Select the lines that contain "Direction" and copy each of them.

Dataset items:

┌────────

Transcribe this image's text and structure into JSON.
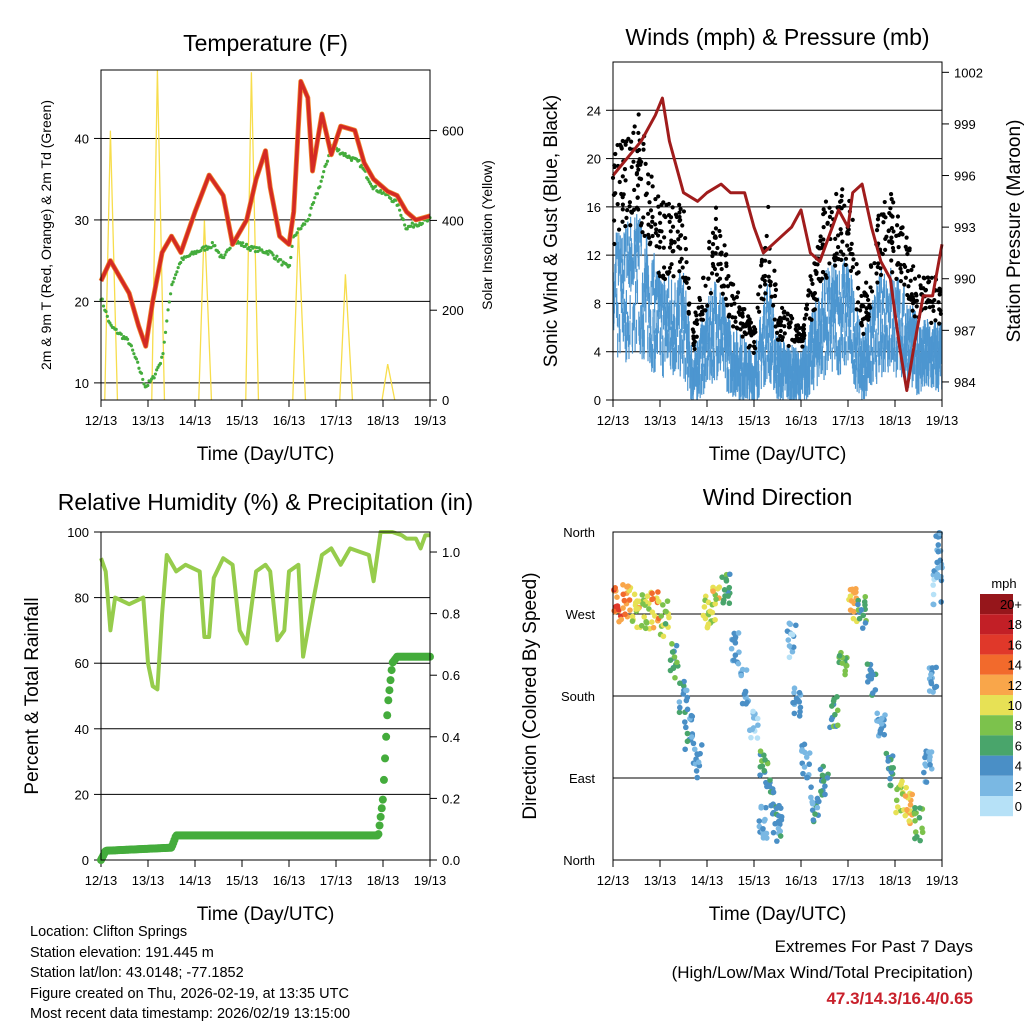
{
  "colors": {
    "temp": "#d42a24",
    "dewpoint": "#44ac3c",
    "solar": "#f7dd4c",
    "pressure": "#a01c1c",
    "wind": "#4d96d0",
    "gust": "#000000",
    "rh": "#96cc4c",
    "precip": "#44ac3c",
    "extremes": "#c8202b"
  },
  "chart_data": [
    {
      "type": "line",
      "title": "Temperature (F)",
      "xlabel": "Time (Day/UTC)",
      "ylabel": "2m & 9m T (Red, Orange) & 2m Td (Green)",
      "ylabel_right": "Solar Insolation (Yellow)",
      "xticks": [
        "12/13",
        "13/13",
        "14/13",
        "15/13",
        "16/13",
        "17/13",
        "18/13",
        "19/13"
      ],
      "xlim": [
        0,
        7
      ],
      "ylim": [
        7.9,
        48.4
      ],
      "yticks": [
        10,
        20,
        30,
        40
      ],
      "ylim_right": [
        0,
        735
      ],
      "yticks_right": [
        0,
        200,
        400,
        600
      ],
      "series": [
        {
          "name": "2m T",
          "color": "temp",
          "points": [
            [
              0,
              22.5
            ],
            [
              0.2,
              25
            ],
            [
              0.4,
              23
            ],
            [
              0.6,
              21
            ],
            [
              0.8,
              17
            ],
            [
              0.95,
              14.5
            ],
            [
              1.1,
              20
            ],
            [
              1.3,
              26
            ],
            [
              1.5,
              28
            ],
            [
              1.7,
              26
            ],
            [
              2.0,
              31
            ],
            [
              2.3,
              35.5
            ],
            [
              2.6,
              33
            ],
            [
              2.8,
              27
            ],
            [
              3.1,
              30
            ],
            [
              3.3,
              35
            ],
            [
              3.5,
              38.5
            ],
            [
              3.6,
              34
            ],
            [
              3.8,
              28
            ],
            [
              4.0,
              27
            ],
            [
              4.1,
              31
            ],
            [
              4.25,
              47
            ],
            [
              4.4,
              45
            ],
            [
              4.5,
              36
            ],
            [
              4.7,
              43
            ],
            [
              4.9,
              38
            ],
            [
              5.1,
              41.5
            ],
            [
              5.4,
              41
            ],
            [
              5.6,
              37
            ],
            [
              5.8,
              35
            ],
            [
              6.1,
              33.5
            ],
            [
              6.3,
              33
            ],
            [
              6.5,
              31
            ],
            [
              6.7,
              30
            ],
            [
              7.0,
              30.5
            ]
          ]
        },
        {
          "name": "2m Td",
          "color": "dewpoint",
          "points": [
            [
              0,
              20.5
            ],
            [
              0.2,
              17
            ],
            [
              0.4,
              16
            ],
            [
              0.6,
              15
            ],
            [
              0.8,
              12
            ],
            [
              0.95,
              9.5
            ],
            [
              1.1,
              10.5
            ],
            [
              1.3,
              13
            ],
            [
              1.5,
              22
            ],
            [
              1.7,
              25
            ],
            [
              2.0,
              26
            ],
            [
              2.4,
              27
            ],
            [
              2.6,
              25
            ],
            [
              2.8,
              27.5
            ],
            [
              3.2,
              26.5
            ],
            [
              3.6,
              26
            ],
            [
              3.9,
              24.5
            ],
            [
              4.0,
              24
            ],
            [
              4.1,
              28
            ],
            [
              4.4,
              30
            ],
            [
              4.7,
              35
            ],
            [
              4.9,
              39
            ],
            [
              5.2,
              38
            ],
            [
              5.5,
              37
            ],
            [
              5.8,
              34
            ],
            [
              6.1,
              33
            ],
            [
              6.3,
              32
            ],
            [
              6.5,
              29
            ],
            [
              6.7,
              29.5
            ],
            [
              7,
              30
            ]
          ]
        },
        {
          "name": "Solar insolation peaks",
          "color": "solar",
          "axis": "right",
          "points": [
            [
              0.2,
              600
            ],
            [
              1.2,
              735
            ],
            [
              2.2,
              400
            ],
            [
              3.2,
              730
            ],
            [
              4.2,
              380
            ],
            [
              5.2,
              280
            ],
            [
              6.1,
              80
            ]
          ]
        }
      ]
    },
    {
      "type": "line",
      "title": "Winds (mph) & Pressure (mb)",
      "xlabel": "Time (Day/UTC)",
      "ylabel": "Sonic Wind & Gust (Blue, Black)",
      "ylabel_right": "Station Pressure (Maroon)",
      "xticks": [
        "12/13",
        "13/13",
        "14/13",
        "15/13",
        "16/13",
        "17/13",
        "18/13",
        "19/13"
      ],
      "xlim": [
        0,
        7
      ],
      "ylim": [
        0,
        28
      ],
      "yticks": [
        0,
        4,
        8,
        12,
        16,
        20,
        24
      ],
      "ylim_right": [
        982.95,
        1002.6
      ],
      "yticks_right": [
        984,
        987,
        990,
        993,
        996,
        999,
        1002
      ],
      "series": [
        {
          "name": "Sonic wind (trend)",
          "color": "wind",
          "points": [
            [
              0,
              10
            ],
            [
              0.5,
              12
            ],
            [
              1,
              8
            ],
            [
              1.5,
              8
            ],
            [
              1.7,
              3
            ],
            [
              2.2,
              8
            ],
            [
              2.5,
              5
            ],
            [
              3.0,
              3
            ],
            [
              3.3,
              8
            ],
            [
              3.5,
              4
            ],
            [
              4.0,
              3
            ],
            [
              4.5,
              8
            ],
            [
              5.0,
              9
            ],
            [
              5.3,
              4
            ],
            [
              5.8,
              9
            ],
            [
              6.2,
              7
            ],
            [
              6.5,
              5
            ],
            [
              7,
              5
            ]
          ]
        },
        {
          "name": "Pressure",
          "color": "pressure",
          "axis": "right",
          "points": [
            [
              0,
              996
            ],
            [
              0.3,
              997
            ],
            [
              0.6,
              998
            ],
            [
              0.9,
              999.5
            ],
            [
              1.05,
              1000.5
            ],
            [
              1.2,
              998
            ],
            [
              1.5,
              995
            ],
            [
              1.8,
              994.5
            ],
            [
              2.0,
              995
            ],
            [
              2.3,
              995.5
            ],
            [
              2.5,
              995
            ],
            [
              2.8,
              995
            ],
            [
              3.0,
              993
            ],
            [
              3.2,
              991.5
            ],
            [
              3.4,
              992
            ],
            [
              3.6,
              992.5
            ],
            [
              3.8,
              993
            ],
            [
              4.0,
              994
            ],
            [
              4.2,
              991.5
            ],
            [
              4.4,
              991
            ],
            [
              4.6,
              992.5
            ],
            [
              4.8,
              994
            ],
            [
              5.0,
              993
            ],
            [
              5.1,
              995
            ],
            [
              5.3,
              995.5
            ],
            [
              5.5,
              993
            ],
            [
              5.7,
              991
            ],
            [
              5.9,
              990
            ],
            [
              6.1,
              986
            ],
            [
              6.25,
              983.5
            ],
            [
              6.4,
              986
            ],
            [
              6.6,
              989
            ],
            [
              6.8,
              989
            ],
            [
              7.0,
              992
            ]
          ]
        }
      ]
    },
    {
      "type": "line",
      "title": "Relative Humidity (%) & Precipitation (in)",
      "xlabel": "Time (Day/UTC)",
      "ylabel": "Percent & Total Rainfall",
      "xticks": [
        "12/13",
        "13/13",
        "14/13",
        "15/13",
        "16/13",
        "17/13",
        "18/13",
        "19/13"
      ],
      "xlim": [
        0,
        7
      ],
      "ylim": [
        0,
        100
      ],
      "yticks": [
        0,
        20,
        40,
        60,
        80,
        100
      ],
      "ylim_right": [
        0,
        1.065
      ],
      "yticks_right": [
        "0.0",
        "0.2",
        "0.4",
        "0.6",
        "0.8",
        "1.0"
      ],
      "series": [
        {
          "name": "RH",
          "color": "rh",
          "points": [
            [
              0,
              92
            ],
            [
              0.1,
              88
            ],
            [
              0.2,
              70
            ],
            [
              0.3,
              80
            ],
            [
              0.6,
              78
            ],
            [
              0.9,
              80
            ],
            [
              1.0,
              60
            ],
            [
              1.1,
              53
            ],
            [
              1.2,
              52
            ],
            [
              1.3,
              75
            ],
            [
              1.4,
              93
            ],
            [
              1.6,
              88
            ],
            [
              1.8,
              90
            ],
            [
              2.1,
              88
            ],
            [
              2.2,
              68
            ],
            [
              2.3,
              68
            ],
            [
              2.4,
              86
            ],
            [
              2.6,
              92
            ],
            [
              2.8,
              90
            ],
            [
              2.95,
              70
            ],
            [
              3.1,
              66
            ],
            [
              3.3,
              88
            ],
            [
              3.5,
              90
            ],
            [
              3.6,
              88
            ],
            [
              3.75,
              67
            ],
            [
              3.9,
              70
            ],
            [
              4.0,
              88
            ],
            [
              4.2,
              90
            ],
            [
              4.3,
              62
            ],
            [
              4.5,
              78
            ],
            [
              4.7,
              93
            ],
            [
              4.9,
              95
            ],
            [
              5.1,
              90
            ],
            [
              5.3,
              95
            ],
            [
              5.5,
              94
            ],
            [
              5.7,
              93
            ],
            [
              5.8,
              85
            ],
            [
              5.95,
              100
            ],
            [
              6.2,
              100
            ],
            [
              6.4,
              99
            ],
            [
              6.5,
              98
            ],
            [
              6.7,
              98
            ],
            [
              6.8,
              95
            ],
            [
              6.9,
              99
            ],
            [
              7,
              99
            ]
          ]
        },
        {
          "name": "Total precipitation",
          "color": "precip",
          "axis": "right",
          "points": [
            [
              0,
              0
            ],
            [
              0.1,
              0.03
            ],
            [
              1.5,
              0.04
            ],
            [
              1.6,
              0.08
            ],
            [
              5.9,
              0.08
            ],
            [
              6.0,
              0.2
            ],
            [
              6.1,
              0.5
            ],
            [
              6.2,
              0.64
            ],
            [
              6.3,
              0.66
            ],
            [
              7,
              0.66
            ]
          ]
        }
      ]
    },
    {
      "type": "scatter",
      "title": "Wind Direction",
      "xlabel": "Time (Day/UTC)",
      "ylabel": "Direction (Colored By Speed)",
      "xticks": [
        "12/13",
        "13/13",
        "14/13",
        "15/13",
        "16/13",
        "17/13",
        "18/13",
        "19/13"
      ],
      "xlim": [
        0,
        7
      ],
      "ylim": [
        0,
        360
      ],
      "yticks": [
        "North",
        "East",
        "South",
        "West",
        "North"
      ],
      "legend": {
        "title": "mph",
        "labels": [
          "20+",
          "18",
          "16",
          "14",
          "12",
          "10",
          "8",
          "6",
          "4",
          "2",
          "0"
        ],
        "colors": [
          "#96161b",
          "#c21f26",
          "#e0382a",
          "#f26a2c",
          "#f9a64a",
          "#e7e155",
          "#7cc24c",
          "#49a56b",
          "#4a8fc6",
          "#7ab8e3",
          "#b6e1f7"
        ],
        "placement": "right"
      },
      "points": [
        [
          0.1,
          280,
          14
        ],
        [
          0.3,
          285,
          12
        ],
        [
          0.5,
          275,
          10
        ],
        [
          0.7,
          272,
          9
        ],
        [
          0.9,
          275,
          12
        ],
        [
          1.1,
          265,
          8
        ],
        [
          1.3,
          220,
          6
        ],
        [
          1.5,
          180,
          4
        ],
        [
          1.6,
          140,
          4
        ],
        [
          1.8,
          110,
          3
        ],
        [
          2.0,
          270,
          9
        ],
        [
          2.2,
          280,
          10
        ],
        [
          2.4,
          300,
          6
        ],
        [
          2.6,
          230,
          3
        ],
        [
          2.8,
          190,
          3
        ],
        [
          3.0,
          150,
          2
        ],
        [
          3.2,
          100,
          6
        ],
        [
          3.4,
          70,
          5
        ],
        [
          3.5,
          40,
          4
        ],
        [
          3.2,
          40,
          3
        ],
        [
          3.8,
          240,
          2
        ],
        [
          3.9,
          170,
          3
        ],
        [
          4.1,
          110,
          3
        ],
        [
          4.3,
          60,
          4
        ],
        [
          4.5,
          90,
          6
        ],
        [
          4.7,
          160,
          6
        ],
        [
          4.9,
          210,
          7
        ],
        [
          5.1,
          280,
          12
        ],
        [
          5.3,
          270,
          6
        ],
        [
          5.5,
          200,
          4
        ],
        [
          5.7,
          150,
          3
        ],
        [
          5.9,
          100,
          5
        ],
        [
          6.1,
          70,
          9
        ],
        [
          6.3,
          60,
          11
        ],
        [
          6.5,
          40,
          7
        ],
        [
          6.7,
          100,
          3
        ],
        [
          6.8,
          200,
          3
        ],
        [
          6.9,
          300,
          2
        ],
        [
          6.95,
          340,
          3
        ]
      ]
    }
  ],
  "info": {
    "location": "Location: Clifton Springs",
    "elevation": "Station elevation: 191.445 m",
    "latlon": "Station lat/lon: 43.0148; -77.1852",
    "created": "Figure created on Thu, 2026-02-19, at 13:35 UTC",
    "recent": "Most recent data timestamp: 2026/02/19 13:15:00"
  },
  "extremes": {
    "title": "Extremes For Past 7 Days",
    "subtitle": "(High/Low/Max Wind/Total Precipitation)",
    "values": "47.3/14.3/16.4/0.65"
  }
}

└────────

RESULT OF THE TASK:
      "title": "Wind Direction",
      "ylabel": "Direction (Colored By Speed)",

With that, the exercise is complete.